───── RECORDS SUPPLIED ─────
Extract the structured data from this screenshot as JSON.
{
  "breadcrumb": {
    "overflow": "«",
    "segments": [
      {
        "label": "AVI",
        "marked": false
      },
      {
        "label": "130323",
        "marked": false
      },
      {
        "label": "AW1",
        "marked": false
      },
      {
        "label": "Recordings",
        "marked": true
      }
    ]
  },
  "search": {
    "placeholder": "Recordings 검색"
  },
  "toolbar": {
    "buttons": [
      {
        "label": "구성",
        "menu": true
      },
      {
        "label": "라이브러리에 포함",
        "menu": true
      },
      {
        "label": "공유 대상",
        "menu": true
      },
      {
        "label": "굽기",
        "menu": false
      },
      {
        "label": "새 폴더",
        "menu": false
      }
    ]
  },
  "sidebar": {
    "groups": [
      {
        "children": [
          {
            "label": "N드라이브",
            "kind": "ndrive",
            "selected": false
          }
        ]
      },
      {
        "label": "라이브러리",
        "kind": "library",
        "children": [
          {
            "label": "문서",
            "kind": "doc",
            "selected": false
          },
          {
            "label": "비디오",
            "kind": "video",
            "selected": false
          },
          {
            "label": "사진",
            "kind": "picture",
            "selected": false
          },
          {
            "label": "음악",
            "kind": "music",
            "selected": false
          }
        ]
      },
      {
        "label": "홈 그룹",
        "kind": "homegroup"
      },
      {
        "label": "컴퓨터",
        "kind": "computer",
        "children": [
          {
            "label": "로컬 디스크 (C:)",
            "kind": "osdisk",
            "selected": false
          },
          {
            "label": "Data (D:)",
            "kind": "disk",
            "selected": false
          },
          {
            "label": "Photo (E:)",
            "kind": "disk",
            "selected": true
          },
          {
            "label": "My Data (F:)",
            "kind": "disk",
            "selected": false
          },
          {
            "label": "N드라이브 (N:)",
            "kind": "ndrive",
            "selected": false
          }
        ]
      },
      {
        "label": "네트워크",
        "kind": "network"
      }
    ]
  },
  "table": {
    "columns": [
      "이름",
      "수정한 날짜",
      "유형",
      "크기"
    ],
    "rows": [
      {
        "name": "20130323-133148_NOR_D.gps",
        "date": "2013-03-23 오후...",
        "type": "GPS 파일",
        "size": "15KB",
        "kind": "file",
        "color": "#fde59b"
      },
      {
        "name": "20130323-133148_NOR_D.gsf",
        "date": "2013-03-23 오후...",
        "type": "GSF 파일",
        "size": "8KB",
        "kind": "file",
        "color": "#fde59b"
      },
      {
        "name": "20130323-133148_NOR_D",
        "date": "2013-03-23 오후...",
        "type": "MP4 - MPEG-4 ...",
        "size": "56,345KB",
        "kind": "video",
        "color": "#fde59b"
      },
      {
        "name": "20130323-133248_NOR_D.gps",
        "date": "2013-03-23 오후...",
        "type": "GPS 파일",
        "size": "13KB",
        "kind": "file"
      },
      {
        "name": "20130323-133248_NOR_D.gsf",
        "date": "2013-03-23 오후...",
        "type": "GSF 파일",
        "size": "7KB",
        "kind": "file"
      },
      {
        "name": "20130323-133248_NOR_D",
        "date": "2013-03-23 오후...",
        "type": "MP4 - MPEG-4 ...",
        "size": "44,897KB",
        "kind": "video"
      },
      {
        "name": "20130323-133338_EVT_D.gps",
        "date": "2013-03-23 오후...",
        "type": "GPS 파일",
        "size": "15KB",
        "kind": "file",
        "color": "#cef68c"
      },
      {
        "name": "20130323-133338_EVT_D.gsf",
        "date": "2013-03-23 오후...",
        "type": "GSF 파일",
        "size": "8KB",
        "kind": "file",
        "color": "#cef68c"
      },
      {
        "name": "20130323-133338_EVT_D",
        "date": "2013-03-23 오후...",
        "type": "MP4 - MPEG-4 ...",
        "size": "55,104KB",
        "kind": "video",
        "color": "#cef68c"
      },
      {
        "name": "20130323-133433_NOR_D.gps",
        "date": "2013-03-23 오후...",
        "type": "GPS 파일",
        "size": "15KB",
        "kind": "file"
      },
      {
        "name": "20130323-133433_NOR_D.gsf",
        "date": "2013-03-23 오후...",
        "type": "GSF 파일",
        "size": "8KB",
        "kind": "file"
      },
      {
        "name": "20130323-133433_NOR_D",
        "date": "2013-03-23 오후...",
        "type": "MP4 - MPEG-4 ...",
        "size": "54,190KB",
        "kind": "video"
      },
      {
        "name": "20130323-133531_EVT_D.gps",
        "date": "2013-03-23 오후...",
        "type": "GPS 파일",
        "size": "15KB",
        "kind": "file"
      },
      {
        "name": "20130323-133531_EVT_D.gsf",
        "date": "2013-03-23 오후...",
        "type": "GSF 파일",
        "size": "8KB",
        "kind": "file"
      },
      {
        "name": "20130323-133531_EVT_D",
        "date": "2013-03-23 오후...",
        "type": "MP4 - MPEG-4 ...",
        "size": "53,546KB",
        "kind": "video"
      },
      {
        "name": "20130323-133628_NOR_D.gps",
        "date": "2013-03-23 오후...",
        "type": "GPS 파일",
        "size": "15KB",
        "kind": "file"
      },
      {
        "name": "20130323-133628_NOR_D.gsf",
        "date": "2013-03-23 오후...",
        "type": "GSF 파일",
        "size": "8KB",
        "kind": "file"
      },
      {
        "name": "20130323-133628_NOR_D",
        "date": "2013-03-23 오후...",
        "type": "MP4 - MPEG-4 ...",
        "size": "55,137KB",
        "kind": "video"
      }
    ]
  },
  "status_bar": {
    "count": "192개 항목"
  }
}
─────
Output all of the material exactly as written.

• OUTPUT BELOW:
Extract the structured data from this screenshot as JSON.
{
  "breadcrumb": {
    "overflow": "«",
    "segments": [
      {
        "label": "AVI",
        "marked": false
      },
      {
        "label": "130323",
        "marked": false
      },
      {
        "label": "AW1",
        "marked": false
      },
      {
        "label": "Recordings",
        "marked": true
      }
    ]
  },
  "search": {
    "placeholder": "Recordings 검색"
  },
  "toolbar": {
    "buttons": [
      {
        "label": "구성",
        "menu": true
      },
      {
        "label": "라이브러리에 포함",
        "menu": true
      },
      {
        "label": "공유 대상",
        "menu": true
      },
      {
        "label": "굽기",
        "menu": false
      },
      {
        "label": "새 폴더",
        "menu": false
      }
    ]
  },
  "sidebar": {
    "groups": [
      {
        "children": [
          {
            "label": "N드라이브",
            "kind": "ndrive",
            "selected": false
          }
        ]
      },
      {
        "label": "라이브러리",
        "kind": "library",
        "children": [
          {
            "label": "문서",
            "kind": "doc",
            "selected": false
          },
          {
            "label": "비디오",
            "kind": "video",
            "selected": false
          },
          {
            "label": "사진",
            "kind": "picture",
            "selected": false
          },
          {
            "label": "음악",
            "kind": "music",
            "selected": false
          }
        ]
      },
      {
        "label": "홈 그룹",
        "kind": "homegroup"
      },
      {
        "label": "컴퓨터",
        "kind": "computer",
        "children": [
          {
            "label": "로컬 디스크 (C:)",
            "kind": "osdisk",
            "selected": false
          },
          {
            "label": "Data (D:)",
            "kind": "disk",
            "selected": false
          },
          {
            "label": "Photo (E:)",
            "kind": "disk",
            "selected": true
          },
          {
            "label": "My Data (F:)",
            "kind": "disk",
            "selected": false
          },
          {
            "label": "N드라이브 (N:)",
            "kind": "ndrive",
            "selected": false
          }
        ]
      },
      {
        "label": "네트워크",
        "kind": "network"
      }
    ]
  },
  "table": {
    "columns": [
      "이름",
      "수정한 날짜",
      "유형",
      "크기"
    ],
    "rows": [
      {
        "name": "20130323-133148_NOR_D.gps",
        "date": "2013-03-23 오후...",
        "type": "GPS 파일",
        "size": "15KB",
        "kind": "file",
        "color": "#fde59b"
      },
      {
        "name": "20130323-133148_NOR_D.gsf",
        "date": "2013-03-23 오후...",
        "type": "GSF 파일",
        "size": "8KB",
        "kind": "file",
        "color": "#fde59b"
      },
      {
        "name": "20130323-133148_NOR_D",
        "date": "2013-03-23 오후...",
        "type": "MP4 - MPEG-4 ...",
        "size": "56,345KB",
        "kind": "video",
        "color": "#fde59b"
      },
      {
        "name": "20130323-133248_NOR_D.gps",
        "date": "2013-03-23 오후...",
        "type": "GPS 파일",
        "size": "13KB",
        "kind": "file"
      },
      {
        "name": "20130323-133248_NOR_D.gsf",
        "date": "2013-03-23 오후...",
        "type": "GSF 파일",
        "size": "7KB",
        "kind": "file"
      },
      {
        "name": "20130323-133248_NOR_D",
        "date": "2013-03-23 오후...",
        "type": "MP4 - MPEG-4 ...",
        "size": "44,897KB",
        "kind": "video"
      },
      {
        "name": "20130323-133338_EVT_D.gps",
        "date": "2013-03-23 오후...",
        "type": "GPS 파일",
        "size": "15KB",
        "kind": "file",
        "color": "#cef68c"
      },
      {
        "name": "20130323-133338_EVT_D.gsf",
        "date": "2013-03-23 오후...",
        "type": "GSF 파일",
        "size": "8KB",
        "kind": "file",
        "color": "#cef68c"
      },
      {
        "name": "20130323-133338_EVT_D",
        "date": "2013-03-23 오후...",
        "type": "MP4 - MPEG-4 ...",
        "size": "55,104KB",
        "kind": "video",
        "color": "#cef68c"
      },
      {
        "name": "20130323-133433_NOR_D.gps",
        "date": "2013-03-23 오후...",
        "type": "GPS 파일",
        "size": "15KB",
        "kind": "file"
      },
      {
        "name": "20130323-133433_NOR_D.gsf",
        "date": "2013-03-23 오후...",
        "type": "GSF 파일",
        "size": "8KB",
        "kind": "file"
      },
      {
        "name": "20130323-133433_NOR_D",
        "date": "2013-03-23 오후...",
        "type": "MP4 - MPEG-4 ...",
        "size": "54,190KB",
        "kind": "video"
      },
      {
        "name": "20130323-133531_EVT_D.gps",
        "date": "2013-03-23 오후...",
        "type": "GPS 파일",
        "size": "15KB",
        "kind": "file"
      },
      {
        "name": "20130323-133531_EVT_D.gsf",
        "date": "2013-03-23 오후...",
        "type": "GSF 파일",
        "size": "8KB",
        "kind": "file"
      },
      {
        "name": "20130323-133531_EVT_D",
        "date": "2013-03-23 오후...",
        "type": "MP4 - MPEG-4 ...",
        "size": "53,546KB",
        "kind": "video"
      },
      {
        "name": "20130323-133628_NOR_D.gps",
        "date": "2013-03-23 오후...",
        "type": "GPS 파일",
        "size": "15KB",
        "kind": "file"
      },
      {
        "name": "20130323-133628_NOR_D.gsf",
        "date": "2013-03-23 오후...",
        "type": "GSF 파일",
        "size": "8KB",
        "kind": "file"
      },
      {
        "name": "20130323-133628_NOR_D",
        "date": "2013-03-23 오후...",
        "type": "MP4 - MPEG-4 ...",
        "size": "55,137KB",
        "kind": "video"
      }
    ]
  },
  "status_bar": {
    "count": "192개 항목"
  }
}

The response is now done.